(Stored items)
** begin **

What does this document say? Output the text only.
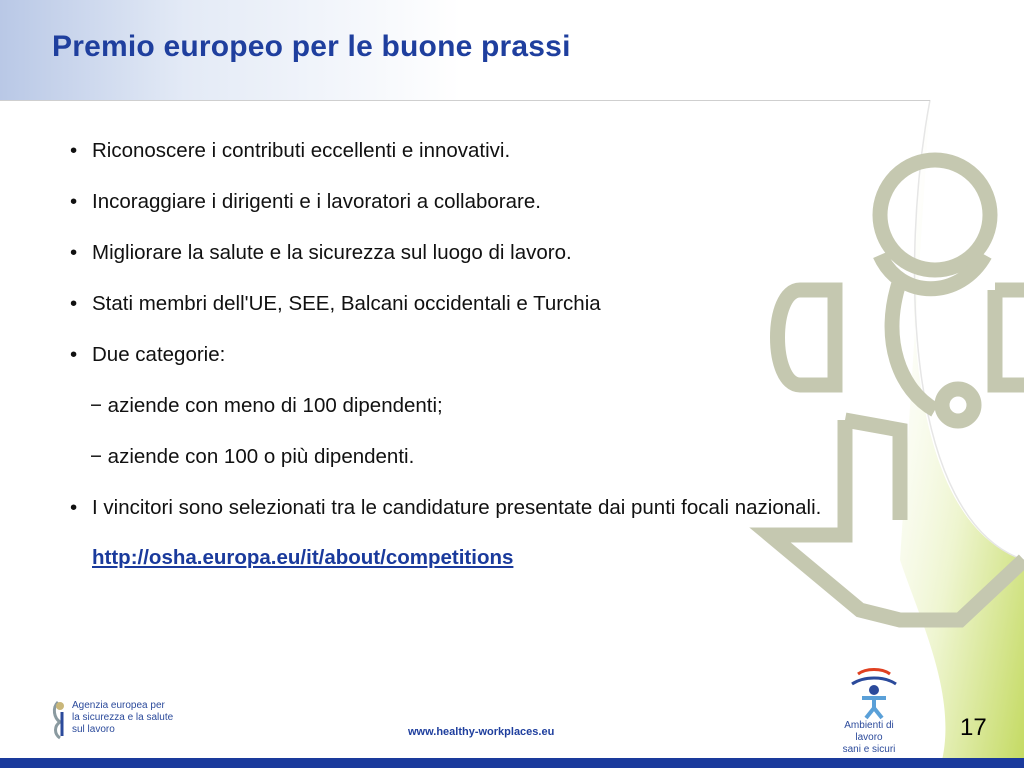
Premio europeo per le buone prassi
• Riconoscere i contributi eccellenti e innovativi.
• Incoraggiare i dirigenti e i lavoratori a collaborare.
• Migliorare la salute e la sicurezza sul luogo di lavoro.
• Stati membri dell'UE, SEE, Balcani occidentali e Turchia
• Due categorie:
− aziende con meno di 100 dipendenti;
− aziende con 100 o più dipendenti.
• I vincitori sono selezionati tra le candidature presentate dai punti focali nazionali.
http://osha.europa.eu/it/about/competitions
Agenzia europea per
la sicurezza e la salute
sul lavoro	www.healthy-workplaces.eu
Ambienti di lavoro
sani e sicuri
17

** end **

Your answer should be a single number: how many lines of the material contain the word "salute".

2